begin WORKING DATA

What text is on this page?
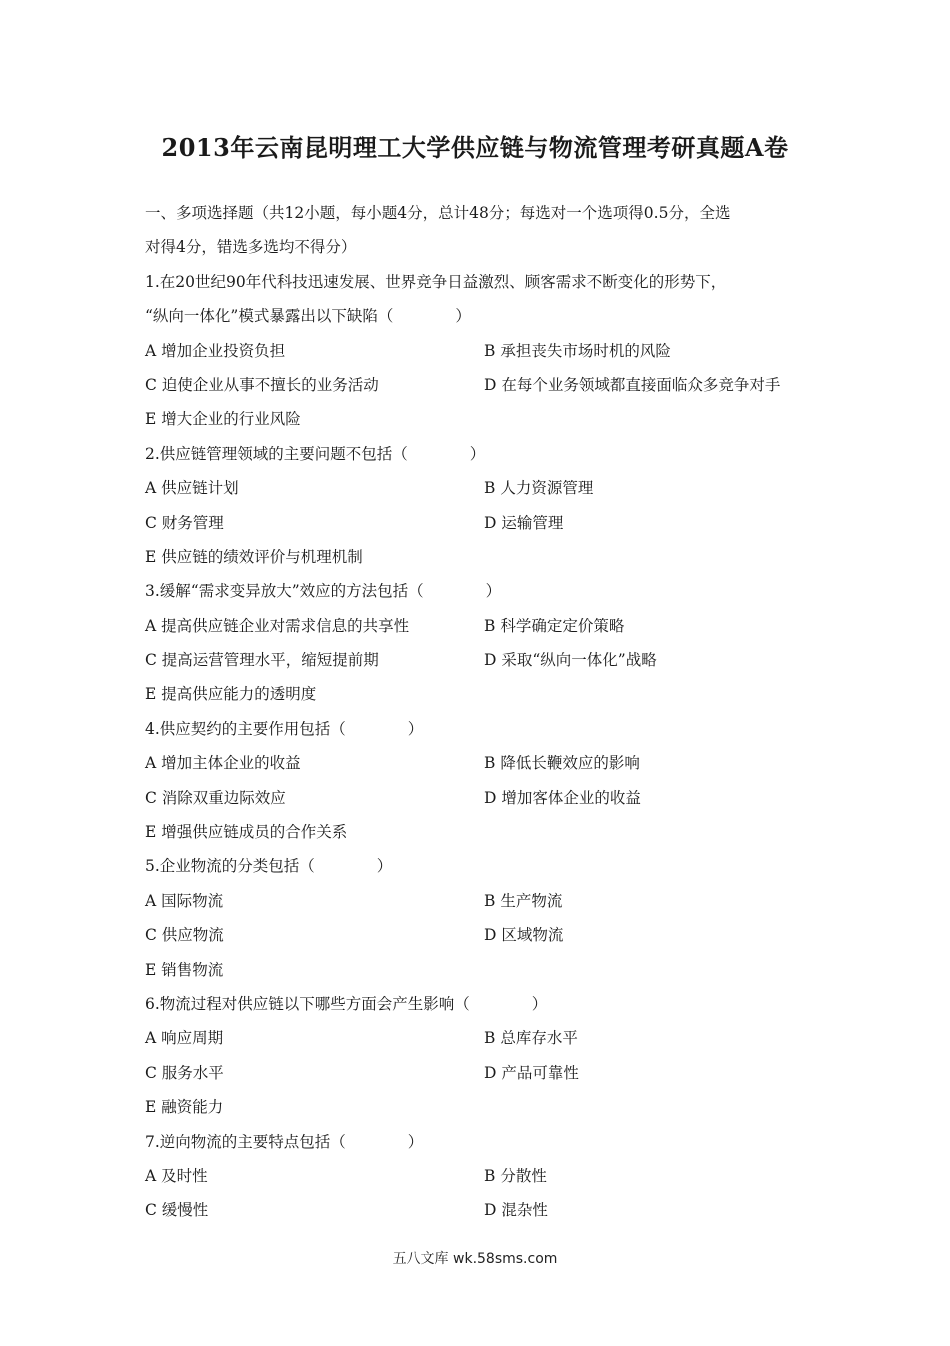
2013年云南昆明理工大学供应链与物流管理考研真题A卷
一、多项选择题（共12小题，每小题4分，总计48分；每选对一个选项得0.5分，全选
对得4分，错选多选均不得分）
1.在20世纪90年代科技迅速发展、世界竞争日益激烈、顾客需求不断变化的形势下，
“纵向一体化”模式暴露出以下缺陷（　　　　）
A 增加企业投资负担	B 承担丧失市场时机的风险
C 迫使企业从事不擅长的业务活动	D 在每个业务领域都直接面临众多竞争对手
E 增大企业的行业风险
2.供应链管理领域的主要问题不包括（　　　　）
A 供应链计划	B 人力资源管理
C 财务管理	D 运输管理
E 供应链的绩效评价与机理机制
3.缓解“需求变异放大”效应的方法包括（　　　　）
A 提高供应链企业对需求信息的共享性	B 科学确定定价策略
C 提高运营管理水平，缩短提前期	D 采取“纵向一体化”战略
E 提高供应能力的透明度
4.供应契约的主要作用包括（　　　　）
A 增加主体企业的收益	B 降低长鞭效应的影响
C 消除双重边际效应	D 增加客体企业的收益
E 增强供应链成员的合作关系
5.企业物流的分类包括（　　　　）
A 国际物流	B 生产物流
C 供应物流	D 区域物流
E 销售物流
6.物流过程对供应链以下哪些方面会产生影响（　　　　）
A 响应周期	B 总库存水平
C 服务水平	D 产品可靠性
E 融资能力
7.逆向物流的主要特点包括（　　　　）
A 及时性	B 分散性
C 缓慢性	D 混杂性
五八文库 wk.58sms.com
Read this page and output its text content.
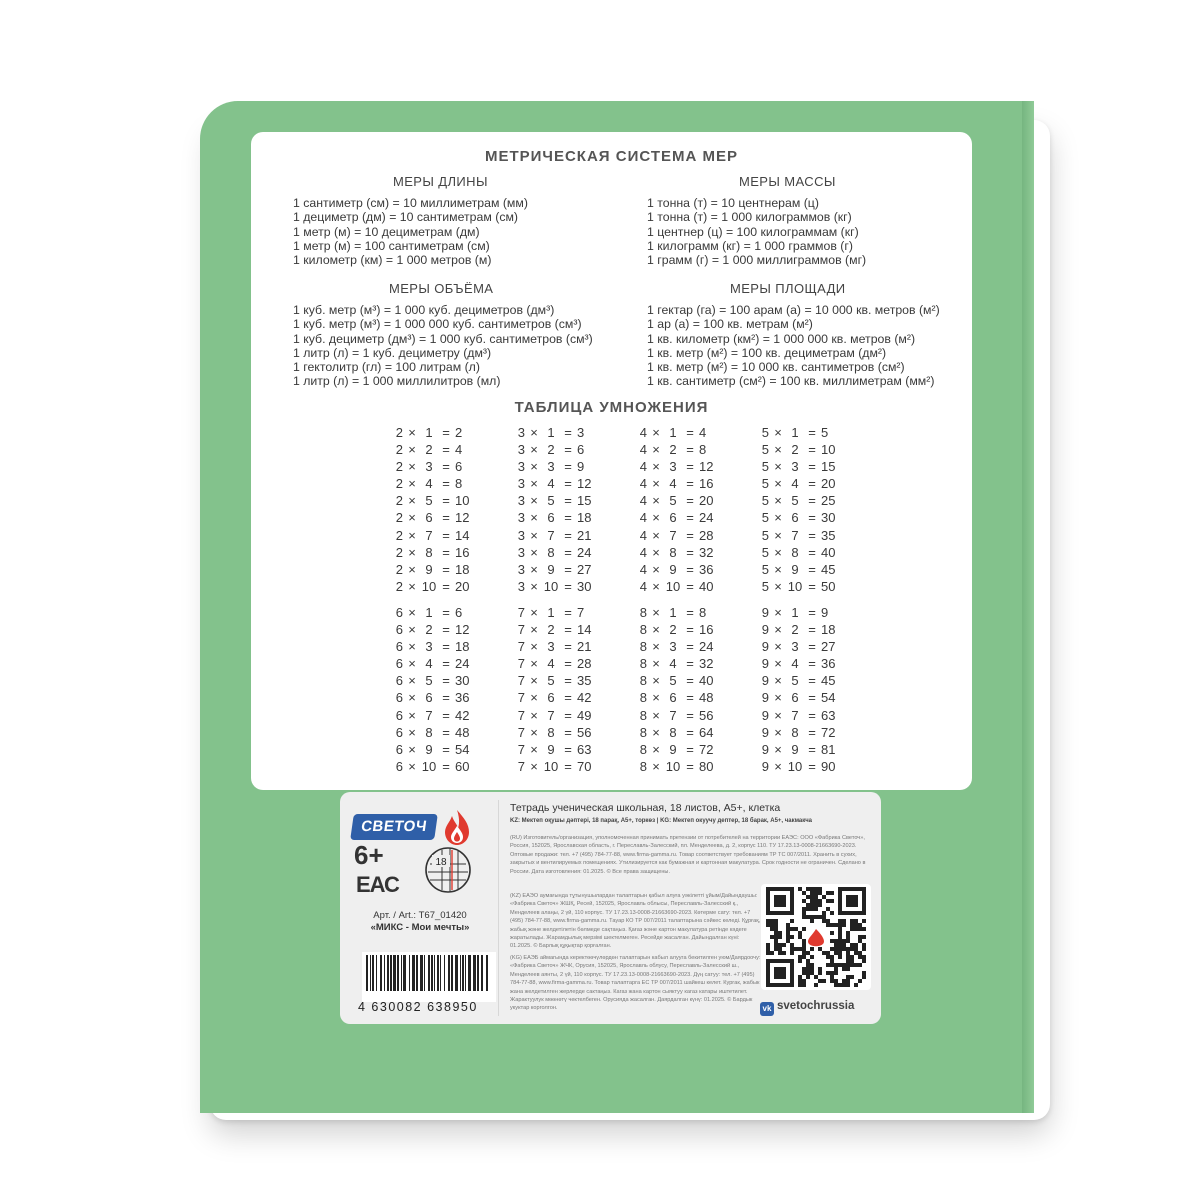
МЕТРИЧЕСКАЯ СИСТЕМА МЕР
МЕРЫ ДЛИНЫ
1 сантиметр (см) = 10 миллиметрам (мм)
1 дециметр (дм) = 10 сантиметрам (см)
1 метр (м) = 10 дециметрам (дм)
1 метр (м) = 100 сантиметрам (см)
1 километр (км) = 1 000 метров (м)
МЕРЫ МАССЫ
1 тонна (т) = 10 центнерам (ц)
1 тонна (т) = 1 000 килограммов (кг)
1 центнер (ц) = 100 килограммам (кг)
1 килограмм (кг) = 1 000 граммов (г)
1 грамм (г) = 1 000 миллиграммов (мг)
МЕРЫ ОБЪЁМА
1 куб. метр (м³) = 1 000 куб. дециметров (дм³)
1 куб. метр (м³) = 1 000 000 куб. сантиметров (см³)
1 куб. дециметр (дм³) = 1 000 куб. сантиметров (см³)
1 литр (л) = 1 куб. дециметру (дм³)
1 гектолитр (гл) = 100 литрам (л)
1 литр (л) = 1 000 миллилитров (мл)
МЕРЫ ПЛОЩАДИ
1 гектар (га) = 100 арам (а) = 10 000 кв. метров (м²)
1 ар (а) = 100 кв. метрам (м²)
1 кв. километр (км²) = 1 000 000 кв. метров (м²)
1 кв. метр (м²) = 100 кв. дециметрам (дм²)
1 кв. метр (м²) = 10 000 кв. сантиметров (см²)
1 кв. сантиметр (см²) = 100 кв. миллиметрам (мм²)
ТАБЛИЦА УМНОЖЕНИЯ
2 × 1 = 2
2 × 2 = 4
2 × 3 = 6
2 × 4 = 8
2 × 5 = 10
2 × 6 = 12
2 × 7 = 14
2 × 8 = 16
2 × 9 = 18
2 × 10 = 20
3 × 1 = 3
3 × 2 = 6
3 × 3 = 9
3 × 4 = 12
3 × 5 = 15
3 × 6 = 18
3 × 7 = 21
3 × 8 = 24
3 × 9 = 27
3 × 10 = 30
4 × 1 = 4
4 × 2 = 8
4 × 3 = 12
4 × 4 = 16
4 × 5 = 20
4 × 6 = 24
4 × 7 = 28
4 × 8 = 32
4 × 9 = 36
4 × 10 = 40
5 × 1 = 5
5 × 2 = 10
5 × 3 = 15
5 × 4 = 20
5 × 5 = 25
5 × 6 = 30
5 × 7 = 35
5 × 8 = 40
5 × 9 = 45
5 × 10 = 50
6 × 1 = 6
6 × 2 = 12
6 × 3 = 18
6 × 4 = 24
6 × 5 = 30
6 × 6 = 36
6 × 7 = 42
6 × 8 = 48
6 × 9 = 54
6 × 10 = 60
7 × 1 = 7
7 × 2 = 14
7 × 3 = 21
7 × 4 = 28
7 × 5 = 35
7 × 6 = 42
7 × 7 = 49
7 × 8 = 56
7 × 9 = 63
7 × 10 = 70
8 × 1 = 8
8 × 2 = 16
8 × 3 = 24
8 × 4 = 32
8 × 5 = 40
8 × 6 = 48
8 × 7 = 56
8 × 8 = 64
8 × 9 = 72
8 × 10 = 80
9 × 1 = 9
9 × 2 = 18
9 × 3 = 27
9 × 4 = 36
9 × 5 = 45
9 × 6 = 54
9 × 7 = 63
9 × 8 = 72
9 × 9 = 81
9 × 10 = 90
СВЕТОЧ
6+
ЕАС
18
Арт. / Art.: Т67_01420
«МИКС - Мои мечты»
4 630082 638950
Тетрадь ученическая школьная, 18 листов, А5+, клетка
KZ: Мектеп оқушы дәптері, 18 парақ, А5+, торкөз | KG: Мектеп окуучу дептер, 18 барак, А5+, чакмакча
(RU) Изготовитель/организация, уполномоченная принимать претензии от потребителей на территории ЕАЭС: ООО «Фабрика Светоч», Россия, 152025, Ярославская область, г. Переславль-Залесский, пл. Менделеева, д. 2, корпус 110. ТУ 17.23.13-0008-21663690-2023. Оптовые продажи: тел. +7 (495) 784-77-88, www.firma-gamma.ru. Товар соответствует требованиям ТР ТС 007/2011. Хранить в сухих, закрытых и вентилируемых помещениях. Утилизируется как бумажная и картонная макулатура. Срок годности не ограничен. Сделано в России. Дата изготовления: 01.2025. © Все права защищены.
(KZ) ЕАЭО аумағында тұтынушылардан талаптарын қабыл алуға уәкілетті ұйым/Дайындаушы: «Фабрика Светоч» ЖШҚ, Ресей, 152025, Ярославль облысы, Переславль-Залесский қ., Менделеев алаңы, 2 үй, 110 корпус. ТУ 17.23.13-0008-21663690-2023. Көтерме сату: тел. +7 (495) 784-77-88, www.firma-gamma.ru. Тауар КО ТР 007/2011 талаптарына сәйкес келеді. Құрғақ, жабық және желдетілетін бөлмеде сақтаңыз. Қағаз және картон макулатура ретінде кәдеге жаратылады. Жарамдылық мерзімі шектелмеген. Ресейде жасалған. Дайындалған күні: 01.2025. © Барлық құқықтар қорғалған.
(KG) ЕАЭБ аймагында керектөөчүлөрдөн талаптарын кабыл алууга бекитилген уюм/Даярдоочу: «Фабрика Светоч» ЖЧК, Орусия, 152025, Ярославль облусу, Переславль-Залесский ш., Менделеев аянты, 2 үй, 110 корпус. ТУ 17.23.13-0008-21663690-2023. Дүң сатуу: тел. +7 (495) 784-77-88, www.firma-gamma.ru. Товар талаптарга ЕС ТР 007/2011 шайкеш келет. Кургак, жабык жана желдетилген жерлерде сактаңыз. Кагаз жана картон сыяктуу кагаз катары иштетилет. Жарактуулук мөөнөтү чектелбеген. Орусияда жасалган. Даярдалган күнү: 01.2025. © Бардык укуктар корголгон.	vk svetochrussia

end WORKING DATA

WHAT NEEDS TO BE DONE: Say, as a bare number, how many lines in the entries above include the string "text".

RESULT FOR THIS TASK: 2